Your objective |
Without altering anything, repeat each of the records.

+++

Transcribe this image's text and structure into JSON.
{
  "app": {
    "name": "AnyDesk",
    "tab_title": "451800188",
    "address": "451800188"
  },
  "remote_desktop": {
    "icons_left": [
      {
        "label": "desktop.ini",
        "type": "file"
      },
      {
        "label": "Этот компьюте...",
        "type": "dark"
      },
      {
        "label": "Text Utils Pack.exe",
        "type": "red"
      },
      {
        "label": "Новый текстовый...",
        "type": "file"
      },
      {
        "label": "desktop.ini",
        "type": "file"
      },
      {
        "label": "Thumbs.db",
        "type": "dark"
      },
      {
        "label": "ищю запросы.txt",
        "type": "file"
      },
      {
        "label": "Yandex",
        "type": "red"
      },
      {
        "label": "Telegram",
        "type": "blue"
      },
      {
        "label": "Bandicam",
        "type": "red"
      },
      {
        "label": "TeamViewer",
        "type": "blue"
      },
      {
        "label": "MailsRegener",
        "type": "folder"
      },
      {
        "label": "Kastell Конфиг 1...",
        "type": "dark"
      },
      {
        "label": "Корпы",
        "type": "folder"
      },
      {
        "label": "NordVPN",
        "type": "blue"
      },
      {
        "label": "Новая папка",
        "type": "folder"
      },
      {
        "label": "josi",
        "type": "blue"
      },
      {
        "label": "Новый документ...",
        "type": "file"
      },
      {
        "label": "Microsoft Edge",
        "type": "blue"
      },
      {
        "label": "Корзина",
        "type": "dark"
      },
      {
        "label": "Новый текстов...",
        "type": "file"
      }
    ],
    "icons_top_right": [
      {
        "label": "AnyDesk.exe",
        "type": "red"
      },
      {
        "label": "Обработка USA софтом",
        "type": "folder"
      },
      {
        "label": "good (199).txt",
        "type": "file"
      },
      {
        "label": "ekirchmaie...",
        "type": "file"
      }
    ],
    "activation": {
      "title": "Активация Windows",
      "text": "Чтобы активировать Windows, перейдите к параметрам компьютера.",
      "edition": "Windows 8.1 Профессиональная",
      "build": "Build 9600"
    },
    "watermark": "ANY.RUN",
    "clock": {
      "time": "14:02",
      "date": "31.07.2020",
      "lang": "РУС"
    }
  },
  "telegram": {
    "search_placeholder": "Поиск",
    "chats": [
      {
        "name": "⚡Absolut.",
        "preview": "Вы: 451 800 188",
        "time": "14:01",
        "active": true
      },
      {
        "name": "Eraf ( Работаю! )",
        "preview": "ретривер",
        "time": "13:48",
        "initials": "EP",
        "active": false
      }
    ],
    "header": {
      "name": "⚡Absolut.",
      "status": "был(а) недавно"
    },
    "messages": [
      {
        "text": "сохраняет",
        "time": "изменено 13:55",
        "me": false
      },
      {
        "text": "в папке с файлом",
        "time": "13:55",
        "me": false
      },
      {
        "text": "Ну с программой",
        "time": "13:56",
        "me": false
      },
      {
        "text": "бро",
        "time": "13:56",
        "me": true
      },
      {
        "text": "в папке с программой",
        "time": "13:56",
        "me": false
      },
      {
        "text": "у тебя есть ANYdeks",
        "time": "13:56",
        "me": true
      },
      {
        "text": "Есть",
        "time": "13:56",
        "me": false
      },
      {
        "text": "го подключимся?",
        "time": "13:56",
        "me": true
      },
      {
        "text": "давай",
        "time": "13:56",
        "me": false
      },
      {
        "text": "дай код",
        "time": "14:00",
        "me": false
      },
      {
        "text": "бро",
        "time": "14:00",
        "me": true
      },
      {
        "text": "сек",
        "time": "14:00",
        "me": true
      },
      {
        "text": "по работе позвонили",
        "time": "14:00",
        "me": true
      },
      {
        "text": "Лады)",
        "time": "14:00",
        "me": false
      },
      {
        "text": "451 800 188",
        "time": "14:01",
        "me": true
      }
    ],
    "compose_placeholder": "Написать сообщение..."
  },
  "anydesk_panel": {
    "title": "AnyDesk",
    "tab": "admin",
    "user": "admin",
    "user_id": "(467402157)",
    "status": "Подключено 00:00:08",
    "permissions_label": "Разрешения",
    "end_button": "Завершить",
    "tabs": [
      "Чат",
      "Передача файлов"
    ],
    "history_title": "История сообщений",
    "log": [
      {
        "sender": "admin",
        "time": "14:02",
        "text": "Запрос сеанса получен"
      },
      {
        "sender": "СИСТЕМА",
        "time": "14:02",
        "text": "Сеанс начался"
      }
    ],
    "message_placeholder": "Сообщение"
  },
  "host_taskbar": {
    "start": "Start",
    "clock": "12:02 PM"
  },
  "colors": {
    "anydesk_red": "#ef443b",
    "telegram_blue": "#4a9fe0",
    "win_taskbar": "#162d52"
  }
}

+++

Solution to the exercise |
Transcribe this image's text and structure into JSON.
{
  "app": {
    "name": "AnyDesk",
    "tab_title": "451800188",
    "address": "451800188"
  },
  "remote_desktop": {
    "icons_left": [
      {
        "label": "desktop.ini",
        "type": "file"
      },
      {
        "label": "Этот компьюте...",
        "type": "dark"
      },
      {
        "label": "Text Utils Pack.exe",
        "type": "red"
      },
      {
        "label": "Новый текстовый...",
        "type": "file"
      },
      {
        "label": "desktop.ini",
        "type": "file"
      },
      {
        "label": "Thumbs.db",
        "type": "dark"
      },
      {
        "label": "ищю запросы.txt",
        "type": "file"
      },
      {
        "label": "Yandex",
        "type": "red"
      },
      {
        "label": "Telegram",
        "type": "blue"
      },
      {
        "label": "Bandicam",
        "type": "red"
      },
      {
        "label": "TeamViewer",
        "type": "blue"
      },
      {
        "label": "MailsRegener",
        "type": "folder"
      },
      {
        "label": "Kastell Конфиг 1...",
        "type": "dark"
      },
      {
        "label": "Корпы",
        "type": "folder"
      },
      {
        "label": "NordVPN",
        "type": "blue"
      },
      {
        "label": "Новая папка",
        "type": "folder"
      },
      {
        "label": "josi",
        "type": "blue"
      },
      {
        "label": "Новый документ...",
        "type": "file"
      },
      {
        "label": "Microsoft Edge",
        "type": "blue"
      },
      {
        "label": "Корзина",
        "type": "dark"
      },
      {
        "label": "Новый текстов...",
        "type": "file"
      }
    ],
    "icons_top_right": [
      {
        "label": "AnyDesk.exe",
        "type": "red"
      },
      {
        "label": "Обработка USA софтом",
        "type": "folder"
      },
      {
        "label": "good (199).txt",
        "type": "file"
      },
      {
        "label": "ekirchmaie...",
        "type": "file"
      }
    ],
    "activation": {
      "title": "Активация Windows",
      "text": "Чтобы активировать Windows, перейдите к параметрам компьютера.",
      "edition": "Windows 8.1 Профессиональная",
      "build": "Build 9600"
    },
    "watermark": "ANY.RUN",
    "clock": {
      "time": "14:02",
      "date": "31.07.2020",
      "lang": "РУС"
    }
  },
  "telegram": {
    "search_placeholder": "Поиск",
    "chats": [
      {
        "name": "⚡Absolut.",
        "preview": "Вы: 451 800 188",
        "time": "14:01",
        "active": true
      },
      {
        "name": "Eraf ( Работаю! )",
        "preview": "ретривер",
        "time": "13:48",
        "initials": "EP",
        "active": false
      }
    ],
    "header": {
      "name": "⚡Absolut.",
      "status": "был(а) недавно"
    },
    "messages": [
      {
        "text": "сохраняет",
        "time": "изменено 13:55",
        "me": false
      },
      {
        "text": "в папке с файлом",
        "time": "13:55",
        "me": false
      },
      {
        "text": "Ну с программой",
        "time": "13:56",
        "me": false
      },
      {
        "text": "бро",
        "time": "13:56",
        "me": true
      },
      {
        "text": "в папке с программой",
        "time": "13:56",
        "me": false
      },
      {
        "text": "у тебя есть ANYdeks",
        "time": "13:56",
        "me": true
      },
      {
        "text": "Есть",
        "time": "13:56",
        "me": false
      },
      {
        "text": "го подключимся?",
        "time": "13:56",
        "me": true
      },
      {
        "text": "давай",
        "time": "13:56",
        "me": false
      },
      {
        "text": "дай код",
        "time": "14:00",
        "me": false
      },
      {
        "text": "бро",
        "time": "14:00",
        "me": true
      },
      {
        "text": "сек",
        "time": "14:00",
        "me": true
      },
      {
        "text": "по работе позвонили",
        "time": "14:00",
        "me": true
      },
      {
        "text": "Лады)",
        "time": "14:00",
        "me": false
      },
      {
        "text": "451 800 188",
        "time": "14:01",
        "me": true
      }
    ],
    "compose_placeholder": "Написать сообщение..."
  },
  "anydesk_panel": {
    "title": "AnyDesk",
    "tab": "admin",
    "user": "admin",
    "user_id": "(467402157)",
    "status": "Подключено 00:00:08",
    "permissions_label": "Разрешения",
    "end_button": "Завершить",
    "tabs": [
      "Чат",
      "Передача файлов"
    ],
    "history_title": "История сообщений",
    "log": [
      {
        "sender": "admin",
        "time": "14:02",
        "text": "Запрос сеанса получен"
      },
      {
        "sender": "СИСТЕМА",
        "time": "14:02",
        "text": "Сеанс начался"
      }
    ],
    "message_placeholder": "Сообщение"
  },
  "host_taskbar": {
    "start": "Start",
    "clock": "12:02 PM"
  },
  "colors": {
    "anydesk_red": "#ef443b",
    "telegram_blue": "#4a9fe0",
    "win_taskbar": "#162d52"
  }
}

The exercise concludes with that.